- _STATED TASK_: Output the data word for word, dropping every image.

- _THE RECORDS_:
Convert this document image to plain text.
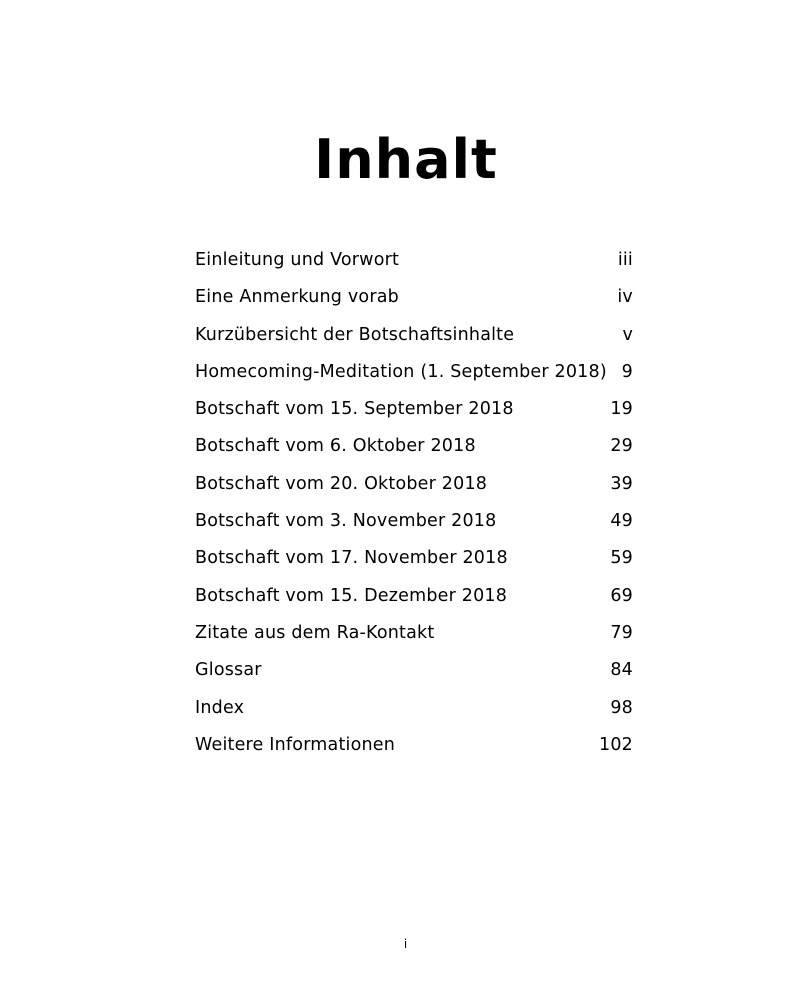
Inhalt
Einleitung und Vorwort	iii
Eine Anmerkung vorab	iv
Kurzübersicht der Botschaftsinhalte	v
Homecoming-Meditation (1. September 2018) 9
Botschaft vom 15. September 2018	19
Botschaft vom 6. Oktober 2018	29
Botschaft vom 20. Oktober 2018	39
Botschaft vom 3. November 2018	49
Botschaft vom 17. November 2018	59
Botschaft vom 15. Dezember 2018	69
Zitate aus dem Ra-Kontakt	79
Glossar	84
Index	98
Weitere Informationen	102
i
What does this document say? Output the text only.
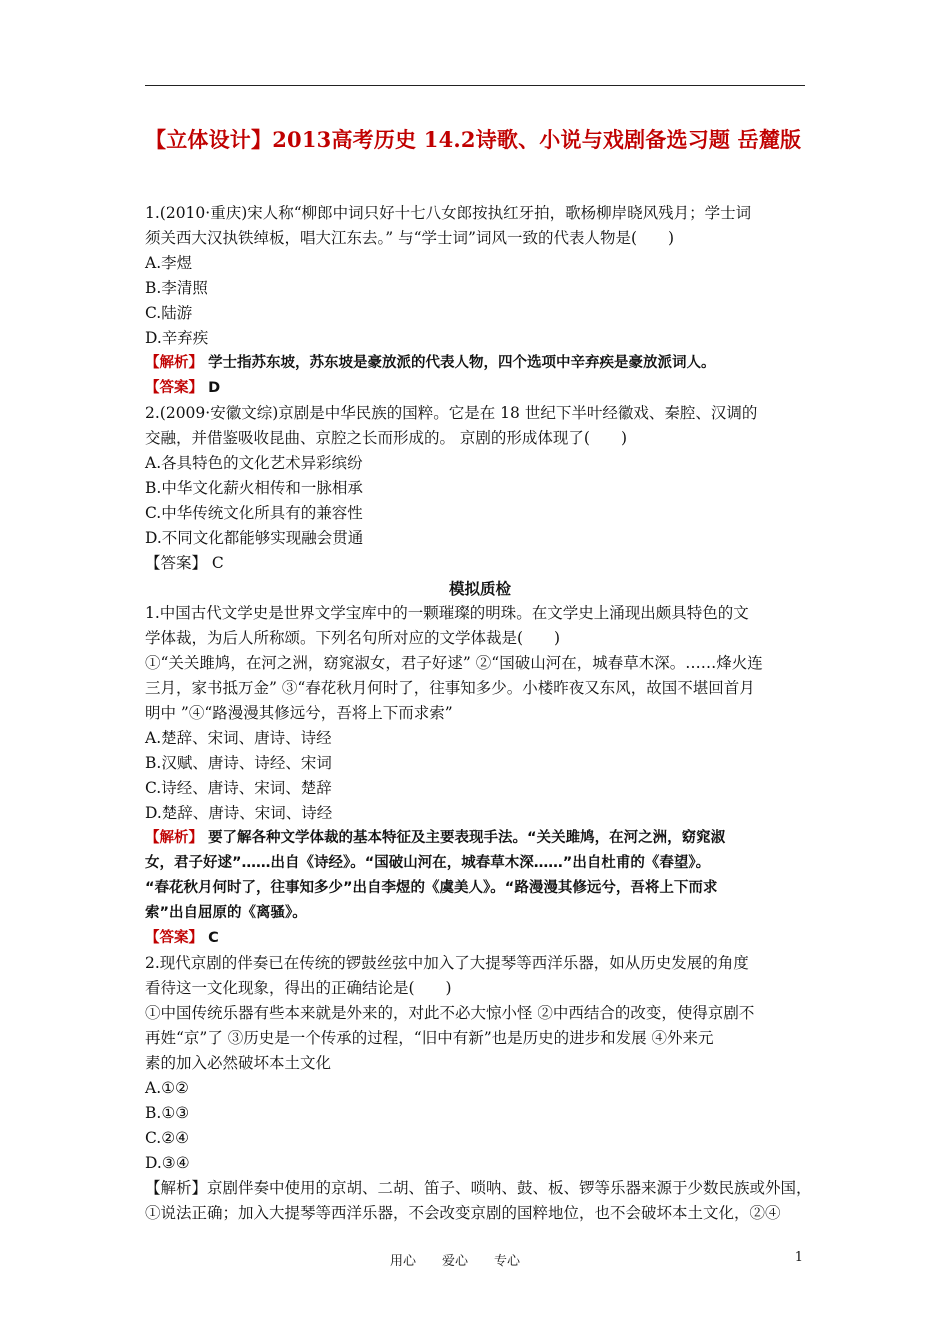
【立体设计】2013高考历史 14.2诗歌、小说与戏剧备选习题 岳麓版
1.(2010·重庆)宋人称“柳郎中词只好十七八女郎按执红牙拍，歌杨柳岸晓风残月；学士词
须关西大汉执铁绰板，唱大江东去。” 与“学士词”词风一致的代表人物是(　　)
A.李煜
B.李清照
C.陆游
D.辛弃疾
【解析】 学士指苏东坡，苏东坡是豪放派的代表人物，四个选项中辛弃疾是豪放派词人。
【答案】 D
2.(2009·安徽文综)京剧是中华民族的国粹。它是在 18 世纪下半叶经徽戏、秦腔、汉调的
交融，并借鉴吸收昆曲、京腔之长而形成的。 京剧的形成体现了(　　)
A.各具特色的文化艺术异彩缤纷
B.中华文化薪火相传和一脉相承
C.中华传统文化所具有的兼容性
D.不同文化都能够实现融会贯通
【答案】 C
模拟质检
1.中国古代文学史是世界文学宝库中的一颗璀璨的明珠。在文学史上涌现出颇具特色的文
学体裁，为后人所称颂。下列名句所对应的文学体裁是(　　)
①“关关雎鸠，在河之洲，窈窕淑女，君子好逑” ②“国破山河在，城春草木深。……烽火连
三月，家书抵万金” ③“春花秋月何时了，往事知多少。小楼昨夜又东风，故国不堪回首月
明中 ”④“路漫漫其修远兮，吾将上下而求索”
A.楚辞、宋词、唐诗、诗经
B.汉赋、唐诗、诗经、宋词
C.诗经、唐诗、宋词、楚辞
D.楚辞、唐诗、宋词、诗经
【解析】 要了解各种文学体裁的基本特征及主要表现手法。“关关雎鸠，在河之洲，窈窕淑
女，君子好逑”……出自《诗经》。“国破山河在，城春草木深……”出自杜甫的《春望》。
“春花秋月何时了，往事知多少”出自李煜的《虞美人》。“路漫漫其修远兮，吾将上下而求
索”出自屈原的《离骚》。
【答案】 C
2.现代京剧的伴奏已在传统的锣鼓丝弦中加入了大提琴等西洋乐器，如从历史发展的角度
看待这一文化现象，得出的正确结论是(　　)
①中国传统乐器有些本来就是外来的，对此不必大惊小怪 ②中西结合的改变，使得京剧不
再姓“京”了 ③历史是一个传承的过程，“旧中有新”也是历史的进步和发展 ④外来元
素的加入必然破坏本土文化
A.①②
B.①③
C.②④
D.③④
【解析】京剧伴奏中使用的京胡、二胡、笛子、唢呐、鼓、板、锣等乐器来源于少数民族或外国，
①说法正确；加入大提琴等西洋乐器，不会改变京剧的国粹地位，也不会破坏本土文化，②④
用心　　爱心　　专心	1
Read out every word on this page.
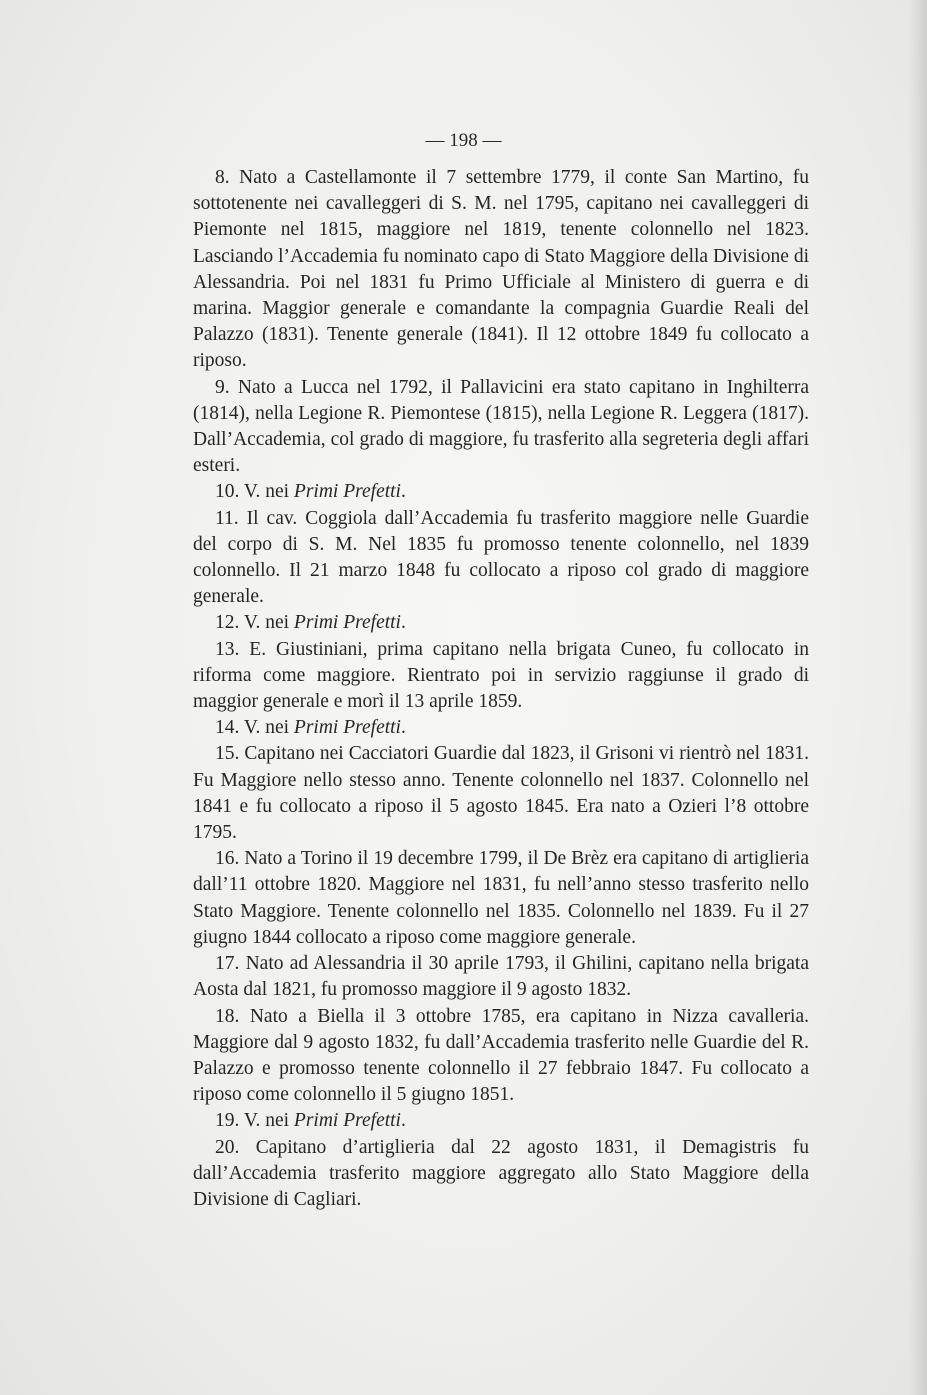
— 198 —

8. Nato a Castellamonte il 7 settembre 1779, il conte San Martino, fu sottotenente nei cavalleggeri di S. M. nel 1795, capitano nei cavalleggeri di Piemonte nel 1815, maggiore nel 1819, tenente colonnello nel 1823. Lasciando l’Accademia fu nominato capo di Stato Maggiore della Divisione di Alessandria. Poi nel 1831 fu Primo Ufficiale al Ministero di guerra e di marina. Maggior generale e comandante la compagnia Guardie Reali del Palazzo (1831). Tenente generale (1841). Il 12 ottobre 1849 fu collocato a riposo.

9. Nato a Lucca nel 1792, il Pallavicini era stato capitano in Inghilterra (1814), nella Legione R. Piemontese (1815), nella Legione R. Leggera (1817). Dall’Accademia, col grado di maggiore, fu trasferito alla segreteria degli affari esteri.

10. V. nei Primi Prefetti.

11. Il cav. Coggiola dall’Accademia fu trasferito maggiore nelle Guardie del corpo di S. M. Nel 1835 fu promosso tenente colonnello, nel 1839 colonnello. Il 21 marzo 1848 fu collocato a riposo col grado di maggiore generale.

12. V. nei Primi Prefetti.

13. E. Giustiniani, prima capitano nella brigata Cuneo, fu collocato in riforma come maggiore. Rientrato poi in servizio raggiunse il grado di maggior generale e morì il 13 aprile 1859.

14. V. nei Primi Prefetti.

15. Capitano nei Cacciatori Guardie dal 1823, il Grisoni vi rientrò nel 1831. Fu Maggiore nello stesso anno. Tenente colonnello nel 1837. Colonnello nel 1841 e fu collocato a riposo il 5 agosto 1845. Era nato a Ozieri l’8 ottobre 1795.

16. Nato a Torino il 19 decembre 1799, il De Brèz era capitano di artiglieria dall’11 ottobre 1820. Maggiore nel 1831, fu nell’anno stesso trasferito nello Stato Maggiore. Tenente colonnello nel 1835. Colonnello nel 1839. Fu il 27 giugno 1844 collocato a riposo come maggiore generale.

17. Nato ad Alessandria il 30 aprile 1793, il Ghilini, capitano nella brigata Aosta dal 1821, fu promosso maggiore il 9 agosto 1832.

18. Nato a Biella il 3 ottobre 1785, era capitano in Nizza cavalleria. Maggiore dal 9 agosto 1832, fu dall’Accademia trasferito nelle Guardie del R. Palazzo e promosso tenente colonnello il 27 febbraio 1847. Fu collocato a riposo come colonnello il 5 giugno 1851.

19. V. nei Primi Prefetti.

20. Capitano d’artiglieria dal 22 agosto 1831, il Demagistris fu dall’Accademia trasferito maggiore aggregato allo Stato Maggiore della Divisione di Cagliari.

- _THE ANSWER_:
Convert this document image to plain text.
Inhalt
Einleitung und Vorwort	iii
Eine Anmerkung vorab	iv
Kurzübersicht der Botschaftsinhalte	v
Homecoming-Meditation (1. September 2018) 9
Botschaft vom 15. September 2018	19
Botschaft vom 6. Oktober 2018	29
Botschaft vom 20. Oktober 2018	39
Botschaft vom 3. November 2018	49
Botschaft vom 17. November 2018	59
Botschaft vom 15. Dezember 2018	69
Zitate aus dem Ra-Kontakt	79
Glossar	84
Index	98
Weitere Informationen	102
i
What does this document say? Output the text only.
【立体设计】2013高考历史 14.2诗歌、小说与戏剧备选习题 岳麓版
1.(2010·重庆)宋人称“柳郎中词只好十七八女郎按执红牙拍，歌杨柳岸晓风残月；学士词
须关西大汉执铁绰板，唱大江东去。” 与“学士词”词风一致的代表人物是(　　)
A.李煜
B.李清照
C.陆游
D.辛弃疾
【解析】 学士指苏东坡，苏东坡是豪放派的代表人物，四个选项中辛弃疾是豪放派词人。
【答案】 D
2.(2009·安徽文综)京剧是中华民族的国粹。它是在 18 世纪下半叶经徽戏、秦腔、汉调的
交融，并借鉴吸收昆曲、京腔之长而形成的。 京剧的形成体现了(　　)
A.各具特色的文化艺术异彩缤纷
B.中华文化薪火相传和一脉相承
C.中华传统文化所具有的兼容性
D.不同文化都能够实现融会贯通
【答案】 C
模拟质检
1.中国古代文学史是世界文学宝库中的一颗璀璨的明珠。在文学史上涌现出颇具特色的文
学体裁，为后人所称颂。下列名句所对应的文学体裁是(　　)
①“关关雎鸠，在河之洲，窈窕淑女，君子好逑” ②“国破山河在，城春草木深。……烽火连
三月，家书抵万金” ③“春花秋月何时了，往事知多少。小楼昨夜又东风，故国不堪回首月
明中 ”④“路漫漫其修远兮，吾将上下而求索”
A.楚辞、宋词、唐诗、诗经
B.汉赋、唐诗、诗经、宋词
C.诗经、唐诗、宋词、楚辞
D.楚辞、唐诗、宋词、诗经
【解析】 要了解各种文学体裁的基本特征及主要表现手法。“关关雎鸠，在河之洲，窈窕淑
女，君子好逑”……出自《诗经》。“国破山河在，城春草木深……”出自杜甫的《春望》。
“春花秋月何时了，往事知多少”出自李煜的《虞美人》。“路漫漫其修远兮，吾将上下而求
索”出自屈原的《离骚》。
【答案】 C
2.现代京剧的伴奏已在传统的锣鼓丝弦中加入了大提琴等西洋乐器，如从历史发展的角度
看待这一文化现象，得出的正确结论是(　　)
①中国传统乐器有些本来就是外来的，对此不必大惊小怪 ②中西结合的改变，使得京剧不
再姓“京”了 ③历史是一个传承的过程，“旧中有新”也是历史的进步和发展 ④外来元
素的加入必然破坏本土文化
A.①②
B.①③
C.②④
D.③④
【解析】京剧伴奏中使用的京胡、二胡、笛子、唢呐、鼓、板、锣等乐器来源于少数民族或外国，
①说法正确；加入大提琴等西洋乐器，不会改变京剧的国粹地位，也不会破坏本土文化，②④
用心　　爱心　　专心	1
Read out every word on this page.
— 198 —

8. Nato a Castellamonte il 7 settembre 1779, il conte San Martino, fu sottotenente nei cavalleggeri di S. M. nel 1795, capitano nei cavalleggeri di Piemonte nel 1815, maggiore nel 1819, tenente colonnello nel 1823. Lasciando l’Accademia fu nominato capo di Stato Maggiore della Divisione di Alessandria. Poi nel 1831 fu Primo Ufficiale al Ministero di guerra e di marina. Maggior generale e comandante la compagnia Guardie Reali del Palazzo (1831). Tenente generale (1841). Il 12 ottobre 1849 fu collocato a riposo.

9. Nato a Lucca nel 1792, il Pallavicini era stato capitano in Inghilterra (1814), nella Legione R. Piemontese (1815), nella Legione R. Leggera (1817). Dall’Accademia, col grado di maggiore, fu trasferito alla segreteria degli affari esteri.

10. V. nei Primi Prefetti.

11. Il cav. Coggiola dall’Accademia fu trasferito maggiore nelle Guardie del corpo di S. M. Nel 1835 fu promosso tenente colonnello, nel 1839 colonnello. Il 21 marzo 1848 fu collocato a riposo col grado di maggiore generale.

12. V. nei Primi Prefetti.

13. E. Giustiniani, prima capitano nella brigata Cuneo, fu collocato in riforma come maggiore. Rientrato poi in servizio raggiunse il grado di maggior generale e morì il 13 aprile 1859.

14. V. nei Primi Prefetti.

15. Capitano nei Cacciatori Guardie dal 1823, il Grisoni vi rientrò nel 1831. Fu Maggiore nello stesso anno. Tenente colonnello nel 1837. Colonnello nel 1841 e fu collocato a riposo il 5 agosto 1845. Era nato a Ozieri l’8 ottobre 1795.

16. Nato a Torino il 19 decembre 1799, il De Brèz era capitano di artiglieria dall’11 ottobre 1820. Maggiore nel 1831, fu nell’anno stesso trasferito nello Stato Maggiore. Tenente colonnello nel 1835. Colonnello nel 1839. Fu il 27 giugno 1844 collocato a riposo come maggiore generale.

17. Nato ad Alessandria il 30 aprile 1793, il Ghilini, capitano nella brigata Aosta dal 1821, fu promosso maggiore il 9 agosto 1832.

18. Nato a Biella il 3 ottobre 1785, era capitano in Nizza cavalleria. Maggiore dal 9 agosto 1832, fu dall’Accademia trasferito nelle Guardie del R. Palazzo e promosso tenente colonnello il 27 febbraio 1847. Fu collocato a riposo come colonnello il 5 giugno 1851.

19. V. nei Primi Prefetti.

20. Capitano d’artiglieria dal 22 agosto 1831, il Demagistris fu dall’Accademia trasferito maggiore aggregato allo Stato Maggiore della Divisione di Cagliari.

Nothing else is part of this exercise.